▸ **GIVEN TASK**:
Set down the records once more, please, exactly and with the pictures left out.

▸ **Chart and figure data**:
== == ==

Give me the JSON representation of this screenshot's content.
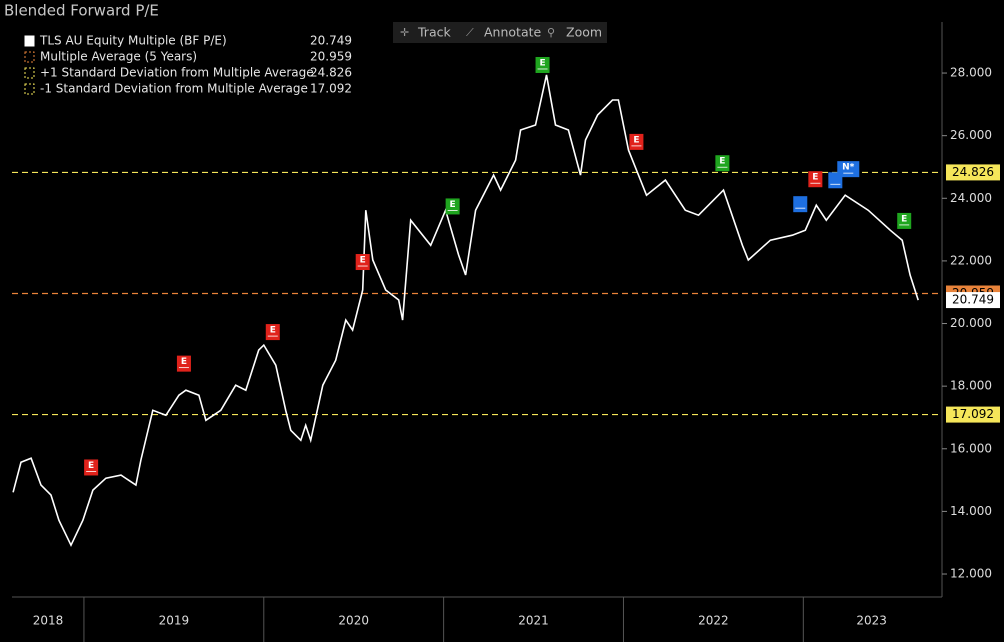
{
  "header": {
    "title": "Blended Forward P/E",
    "toolbar": [
      "Track",
      "Annotate",
      "Zoom"
    ]
  },
  "chart_data": {
    "type": "line",
    "xlim": [
      2018.6,
      2023.76
    ],
    "xticks": [
      2019,
      2020,
      2021,
      2022,
      2023
    ],
    "x_labels": [
      "2018",
      "2019",
      "2020",
      "2021",
      "2022",
      "2023"
    ],
    "ylim": [
      11.33,
      29.63
    ],
    "yticks": [
      {
        "value": 12,
        "label": "12.000"
      },
      {
        "value": 14,
        "label": "14.000"
      },
      {
        "value": 16,
        "label": "16.000"
      },
      {
        "value": 18,
        "label": "18.000"
      },
      {
        "value": 20,
        "label": "20.000"
      },
      {
        "value": 22,
        "label": "22.000"
      },
      {
        "value": 24,
        "label": "24.000"
      },
      {
        "value": 26,
        "label": "26.000"
      },
      {
        "value": 28,
        "label": "28.000"
      }
    ],
    "series": [
      {
        "name": "TLS AU Equity Multiple (BF P/E)",
        "color": "#ffffff",
        "x": [
          2018.606,
          2018.65,
          2018.706,
          2018.761,
          2018.817,
          2018.861,
          2018.928,
          2018.994,
          2019.05,
          2019.122,
          2019.206,
          2019.289,
          2019.317,
          2019.383,
          2019.456,
          2019.528,
          2019.567,
          2019.639,
          2019.678,
          2019.761,
          2019.844,
          2019.9,
          2019.972,
          2020.0,
          2020.067,
          2020.122,
          2020.15,
          2020.206,
          2020.233,
          2020.261,
          2020.328,
          2020.4,
          2020.456,
          2020.494,
          2020.55,
          2020.567,
          2020.606,
          2020.678,
          2020.75,
          2020.772,
          2020.817,
          2020.928,
          2021.011,
          2021.083,
          2021.122,
          2021.178,
          2021.278,
          2021.317,
          2021.4,
          2021.428,
          2021.511,
          2021.572,
          2021.622,
          2021.694,
          2021.761,
          2021.789,
          2021.856,
          2021.939,
          2021.972,
          2022.028,
          2022.128,
          2022.233,
          2022.344,
          2022.417,
          2022.556,
          2022.661,
          2022.694,
          2022.817,
          2022.939,
          2023.011,
          2023.072,
          2023.128,
          2023.233,
          2023.361,
          2023.483,
          2023.55,
          2023.594,
          2023.639
        ],
        "values": [
          14.61,
          15.57,
          15.7,
          14.84,
          14.52,
          13.72,
          12.92,
          13.72,
          14.68,
          15.06,
          15.16,
          14.84,
          15.64,
          17.23,
          17.07,
          17.71,
          17.87,
          17.71,
          16.91,
          17.23,
          18.03,
          17.87,
          19.15,
          19.31,
          18.67,
          17.23,
          16.59,
          16.27,
          16.75,
          16.27,
          18.03,
          18.83,
          20.11,
          19.79,
          21.07,
          23.62,
          22.03,
          21.07,
          20.75,
          20.11,
          23.3,
          22.5,
          23.62,
          22.19,
          21.55,
          23.62,
          24.74,
          24.26,
          25.22,
          26.18,
          26.34,
          27.94,
          26.34,
          26.18,
          24.74,
          25.86,
          26.66,
          27.14,
          27.14,
          25.54,
          24.1,
          24.58,
          23.62,
          23.46,
          24.26,
          22.5,
          22.03,
          22.66,
          22.82,
          22.98,
          23.78,
          23.3,
          24.1,
          23.62,
          22.98,
          22.66,
          21.55,
          20.749
        ]
      }
    ],
    "hlines": [
      {
        "name": "Multiple Average (5 Years)",
        "value": 20.959,
        "color": "#e8833a"
      },
      {
        "name": "+1 Standard Deviation from Multiple Average",
        "value": 24.826,
        "color": "#f5e65a"
      },
      {
        "name": "-1 Standard Deviation from Multiple Average",
        "value": 17.092,
        "color": "#f5e65a"
      }
    ],
    "events": [
      {
        "x": 2019.04,
        "label": "E",
        "color": "#e0221b"
      },
      {
        "x": 2019.556,
        "label": "E",
        "color": "#e0221b"
      },
      {
        "x": 2020.05,
        "label": "E",
        "color": "#e0221b"
      },
      {
        "x": 2020.55,
        "label": "E",
        "color": "#e0221b"
      },
      {
        "x": 2021.05,
        "label": "E",
        "color": "#1fa51f"
      },
      {
        "x": 2021.55,
        "label": "E",
        "color": "#1fa51f"
      },
      {
        "x": 2022.072,
        "label": "E",
        "color": "#e0221b"
      },
      {
        "x": 2022.55,
        "label": "E",
        "color": "#1fa51f"
      },
      {
        "x": 2022.983,
        "color": "#1e6fe0"
      },
      {
        "x": 2023.067,
        "label": "E",
        "color": "#e0221b"
      },
      {
        "x": 2023.178,
        "color": "#1e6fe0"
      },
      {
        "x": 2023.25,
        "label": "N*",
        "color": "#1e6fe0"
      },
      {
        "x": 2023.561,
        "label": "E",
        "color": "#1fa51f"
      }
    ]
  }
}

== == ==

▸ **IN RESPONSE**:
Give me the JSON representation of this screenshot's content.
{
  "header": {
    "title": "Blended Forward P/E",
    "toolbar": [
      "Track",
      "Annotate",
      "Zoom"
    ]
  },
  "chart_data": {
    "type": "line",
    "xlim": [
      2018.6,
      2023.76
    ],
    "xticks": [
      2019,
      2020,
      2021,
      2022,
      2023
    ],
    "x_labels": [
      "2018",
      "2019",
      "2020",
      "2021",
      "2022",
      "2023"
    ],
    "ylim": [
      11.33,
      29.63
    ],
    "yticks": [
      {
        "value": 12,
        "label": "12.000"
      },
      {
        "value": 14,
        "label": "14.000"
      },
      {
        "value": 16,
        "label": "16.000"
      },
      {
        "value": 18,
        "label": "18.000"
      },
      {
        "value": 20,
        "label": "20.000"
      },
      {
        "value": 22,
        "label": "22.000"
      },
      {
        "value": 24,
        "label": "24.000"
      },
      {
        "value": 26,
        "label": "26.000"
      },
      {
        "value": 28,
        "label": "28.000"
      }
    ],
    "series": [
      {
        "name": "TLS AU Equity Multiple (BF P/E)",
        "color": "#ffffff",
        "x": [
          2018.606,
          2018.65,
          2018.706,
          2018.761,
          2018.817,
          2018.861,
          2018.928,
          2018.994,
          2019.05,
          2019.122,
          2019.206,
          2019.289,
          2019.317,
          2019.383,
          2019.456,
          2019.528,
          2019.567,
          2019.639,
          2019.678,
          2019.761,
          2019.844,
          2019.9,
          2019.972,
          2020.0,
          2020.067,
          2020.122,
          2020.15,
          2020.206,
          2020.233,
          2020.261,
          2020.328,
          2020.4,
          2020.456,
          2020.494,
          2020.55,
          2020.567,
          2020.606,
          2020.678,
          2020.75,
          2020.772,
          2020.817,
          2020.928,
          2021.011,
          2021.083,
          2021.122,
          2021.178,
          2021.278,
          2021.317,
          2021.4,
          2021.428,
          2021.511,
          2021.572,
          2021.622,
          2021.694,
          2021.761,
          2021.789,
          2021.856,
          2021.939,
          2021.972,
          2022.028,
          2022.128,
          2022.233,
          2022.344,
          2022.417,
          2022.556,
          2022.661,
          2022.694,
          2022.817,
          2022.939,
          2023.011,
          2023.072,
          2023.128,
          2023.233,
          2023.361,
          2023.483,
          2023.55,
          2023.594,
          2023.639
        ],
        "values": [
          14.61,
          15.57,
          15.7,
          14.84,
          14.52,
          13.72,
          12.92,
          13.72,
          14.68,
          15.06,
          15.16,
          14.84,
          15.64,
          17.23,
          17.07,
          17.71,
          17.87,
          17.71,
          16.91,
          17.23,
          18.03,
          17.87,
          19.15,
          19.31,
          18.67,
          17.23,
          16.59,
          16.27,
          16.75,
          16.27,
          18.03,
          18.83,
          20.11,
          19.79,
          21.07,
          23.62,
          22.03,
          21.07,
          20.75,
          20.11,
          23.3,
          22.5,
          23.62,
          22.19,
          21.55,
          23.62,
          24.74,
          24.26,
          25.22,
          26.18,
          26.34,
          27.94,
          26.34,
          26.18,
          24.74,
          25.86,
          26.66,
          27.14,
          27.14,
          25.54,
          24.1,
          24.58,
          23.62,
          23.46,
          24.26,
          22.5,
          22.03,
          22.66,
          22.82,
          22.98,
          23.78,
          23.3,
          24.1,
          23.62,
          22.98,
          22.66,
          21.55,
          20.749
        ]
      }
    ],
    "hlines": [
      {
        "name": "Multiple Average (5 Years)",
        "value": 20.959,
        "color": "#e8833a"
      },
      {
        "name": "+1 Standard Deviation from Multiple Average",
        "value": 24.826,
        "color": "#f5e65a"
      },
      {
        "name": "-1 Standard Deviation from Multiple Average",
        "value": 17.092,
        "color": "#f5e65a"
      }
    ],
    "events": [
      {
        "x": 2019.04,
        "label": "E",
        "color": "#e0221b"
      },
      {
        "x": 2019.556,
        "label": "E",
        "color": "#e0221b"
      },
      {
        "x": 2020.05,
        "label": "E",
        "color": "#e0221b"
      },
      {
        "x": 2020.55,
        "label": "E",
        "color": "#e0221b"
      },
      {
        "x": 2021.05,
        "label": "E",
        "color": "#1fa51f"
      },
      {
        "x": 2021.55,
        "label": "E",
        "color": "#1fa51f"
      },
      {
        "x": 2022.072,
        "label": "E",
        "color": "#e0221b"
      },
      {
        "x": 2022.55,
        "label": "E",
        "color": "#1fa51f"
      },
      {
        "x": 2022.983,
        "color": "#1e6fe0"
      },
      {
        "x": 2023.067,
        "label": "E",
        "color": "#e0221b"
      },
      {
        "x": 2023.178,
        "color": "#1e6fe0"
      },
      {
        "x": 2023.25,
        "label": "N*",
        "color": "#1e6fe0"
      },
      {
        "x": 2023.561,
        "label": "E",
        "color": "#1fa51f"
      }
    ]
  }
}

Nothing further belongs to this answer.